Written problem »
Output the material beneath exactly, leaving nothing out.

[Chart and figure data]
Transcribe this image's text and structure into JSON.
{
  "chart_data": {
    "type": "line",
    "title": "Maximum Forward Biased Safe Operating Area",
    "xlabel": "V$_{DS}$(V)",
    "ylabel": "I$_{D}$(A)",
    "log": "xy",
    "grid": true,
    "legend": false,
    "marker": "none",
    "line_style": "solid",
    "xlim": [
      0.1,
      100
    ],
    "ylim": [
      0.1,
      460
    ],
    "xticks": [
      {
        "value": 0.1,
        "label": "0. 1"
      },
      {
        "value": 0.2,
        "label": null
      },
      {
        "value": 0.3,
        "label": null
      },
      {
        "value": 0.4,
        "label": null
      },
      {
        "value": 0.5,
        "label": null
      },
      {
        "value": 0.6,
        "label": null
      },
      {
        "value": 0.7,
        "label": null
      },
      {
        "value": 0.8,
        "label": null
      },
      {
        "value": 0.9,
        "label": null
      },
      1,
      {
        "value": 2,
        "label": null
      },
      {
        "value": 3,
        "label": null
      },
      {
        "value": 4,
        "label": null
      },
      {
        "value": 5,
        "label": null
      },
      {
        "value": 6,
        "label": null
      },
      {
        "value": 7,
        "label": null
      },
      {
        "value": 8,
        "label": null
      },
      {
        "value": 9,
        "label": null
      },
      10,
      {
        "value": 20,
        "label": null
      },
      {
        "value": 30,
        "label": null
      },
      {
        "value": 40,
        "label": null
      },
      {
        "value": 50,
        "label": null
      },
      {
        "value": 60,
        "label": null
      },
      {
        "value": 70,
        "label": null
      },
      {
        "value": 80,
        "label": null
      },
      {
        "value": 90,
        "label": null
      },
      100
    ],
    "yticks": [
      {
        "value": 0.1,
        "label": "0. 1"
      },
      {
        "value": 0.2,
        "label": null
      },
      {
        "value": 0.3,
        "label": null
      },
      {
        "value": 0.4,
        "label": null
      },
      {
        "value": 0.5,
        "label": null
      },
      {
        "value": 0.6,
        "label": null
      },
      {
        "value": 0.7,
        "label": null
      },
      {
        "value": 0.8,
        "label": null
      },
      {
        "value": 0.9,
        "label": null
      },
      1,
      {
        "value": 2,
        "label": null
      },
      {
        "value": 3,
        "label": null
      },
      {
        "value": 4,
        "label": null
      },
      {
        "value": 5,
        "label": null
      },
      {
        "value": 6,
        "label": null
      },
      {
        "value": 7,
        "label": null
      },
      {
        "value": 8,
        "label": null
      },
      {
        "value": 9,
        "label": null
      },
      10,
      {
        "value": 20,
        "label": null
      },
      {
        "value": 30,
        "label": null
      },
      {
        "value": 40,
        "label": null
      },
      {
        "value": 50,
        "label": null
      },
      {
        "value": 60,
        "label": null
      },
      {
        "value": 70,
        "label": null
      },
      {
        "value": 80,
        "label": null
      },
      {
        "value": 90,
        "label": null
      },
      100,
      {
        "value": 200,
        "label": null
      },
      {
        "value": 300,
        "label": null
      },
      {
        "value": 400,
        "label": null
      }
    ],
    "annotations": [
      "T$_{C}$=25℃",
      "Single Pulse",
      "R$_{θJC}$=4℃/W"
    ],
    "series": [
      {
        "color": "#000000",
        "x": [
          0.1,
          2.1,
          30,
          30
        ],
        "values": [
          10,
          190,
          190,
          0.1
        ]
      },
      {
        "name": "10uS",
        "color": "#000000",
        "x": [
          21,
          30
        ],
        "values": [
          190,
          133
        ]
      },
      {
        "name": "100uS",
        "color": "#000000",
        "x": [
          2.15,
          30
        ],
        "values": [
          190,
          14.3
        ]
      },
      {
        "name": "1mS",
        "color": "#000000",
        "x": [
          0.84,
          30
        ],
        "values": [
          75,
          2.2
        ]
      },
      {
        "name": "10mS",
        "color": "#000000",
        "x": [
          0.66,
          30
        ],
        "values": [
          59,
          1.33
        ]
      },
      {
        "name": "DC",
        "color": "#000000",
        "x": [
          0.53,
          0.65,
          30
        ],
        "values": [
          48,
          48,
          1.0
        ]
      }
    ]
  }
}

Result for this exercise »
Transcribe this image's text and structure into JSON.
{
  "chart_data": {
    "type": "line",
    "title": "Maximum Forward Biased Safe Operating Area",
    "xlabel": "V$_{DS}$(V)",
    "ylabel": "I$_{D}$(A)",
    "log": "xy",
    "grid": true,
    "legend": false,
    "marker": "none",
    "line_style": "solid",
    "xlim": [
      0.1,
      100
    ],
    "ylim": [
      0.1,
      460
    ],
    "xticks": [
      {
        "value": 0.1,
        "label": "0. 1"
      },
      {
        "value": 0.2,
        "label": null
      },
      {
        "value": 0.3,
        "label": null
      },
      {
        "value": 0.4,
        "label": null
      },
      {
        "value": 0.5,
        "label": null
      },
      {
        "value": 0.6,
        "label": null
      },
      {
        "value": 0.7,
        "label": null
      },
      {
        "value": 0.8,
        "label": null
      },
      {
        "value": 0.9,
        "label": null
      },
      1,
      {
        "value": 2,
        "label": null
      },
      {
        "value": 3,
        "label": null
      },
      {
        "value": 4,
        "label": null
      },
      {
        "value": 5,
        "label": null
      },
      {
        "value": 6,
        "label": null
      },
      {
        "value": 7,
        "label": null
      },
      {
        "value": 8,
        "label": null
      },
      {
        "value": 9,
        "label": null
      },
      10,
      {
        "value": 20,
        "label": null
      },
      {
        "value": 30,
        "label": null
      },
      {
        "value": 40,
        "label": null
      },
      {
        "value": 50,
        "label": null
      },
      {
        "value": 60,
        "label": null
      },
      {
        "value": 70,
        "label": null
      },
      {
        "value": 80,
        "label": null
      },
      {
        "value": 90,
        "label": null
      },
      100
    ],
    "yticks": [
      {
        "value": 0.1,
        "label": "0. 1"
      },
      {
        "value": 0.2,
        "label": null
      },
      {
        "value": 0.3,
        "label": null
      },
      {
        "value": 0.4,
        "label": null
      },
      {
        "value": 0.5,
        "label": null
      },
      {
        "value": 0.6,
        "label": null
      },
      {
        "value": 0.7,
        "label": null
      },
      {
        "value": 0.8,
        "label": null
      },
      {
        "value": 0.9,
        "label": null
      },
      1,
      {
        "value": 2,
        "label": null
      },
      {
        "value": 3,
        "label": null
      },
      {
        "value": 4,
        "label": null
      },
      {
        "value": 5,
        "label": null
      },
      {
        "value": 6,
        "label": null
      },
      {
        "value": 7,
        "label": null
      },
      {
        "value": 8,
        "label": null
      },
      {
        "value": 9,
        "label": null
      },
      10,
      {
        "value": 20,
        "label": null
      },
      {
        "value": 30,
        "label": null
      },
      {
        "value": 40,
        "label": null
      },
      {
        "value": 50,
        "label": null
      },
      {
        "value": 60,
        "label": null
      },
      {
        "value": 70,
        "label": null
      },
      {
        "value": 80,
        "label": null
      },
      {
        "value": 90,
        "label": null
      },
      100,
      {
        "value": 200,
        "label": null
      },
      {
        "value": 300,
        "label": null
      },
      {
        "value": 400,
        "label": null
      }
    ],
    "annotations": [
      "T$_{C}$=25℃",
      "Single Pulse",
      "R$_{θJC}$=4℃/W"
    ],
    "series": [
      {
        "color": "#000000",
        "x": [
          0.1,
          2.1,
          30,
          30
        ],
        "values": [
          10,
          190,
          190,
          0.1
        ]
      },
      {
        "name": "10uS",
        "color": "#000000",
        "x": [
          21,
          30
        ],
        "values": [
          190,
          133
        ]
      },
      {
        "name": "100uS",
        "color": "#000000",
        "x": [
          2.15,
          30
        ],
        "values": [
          190,
          14.3
        ]
      },
      {
        "name": "1mS",
        "color": "#000000",
        "x": [
          0.84,
          30
        ],
        "values": [
          75,
          2.2
        ]
      },
      {
        "name": "10mS",
        "color": "#000000",
        "x": [
          0.66,
          30
        ],
        "values": [
          59,
          1.33
        ]
      },
      {
        "name": "DC",
        "color": "#000000",
        "x": [
          0.53,
          0.65,
          30
        ],
        "values": [
          48,
          48,
          1.0
        ]
      }
    ]
  }
}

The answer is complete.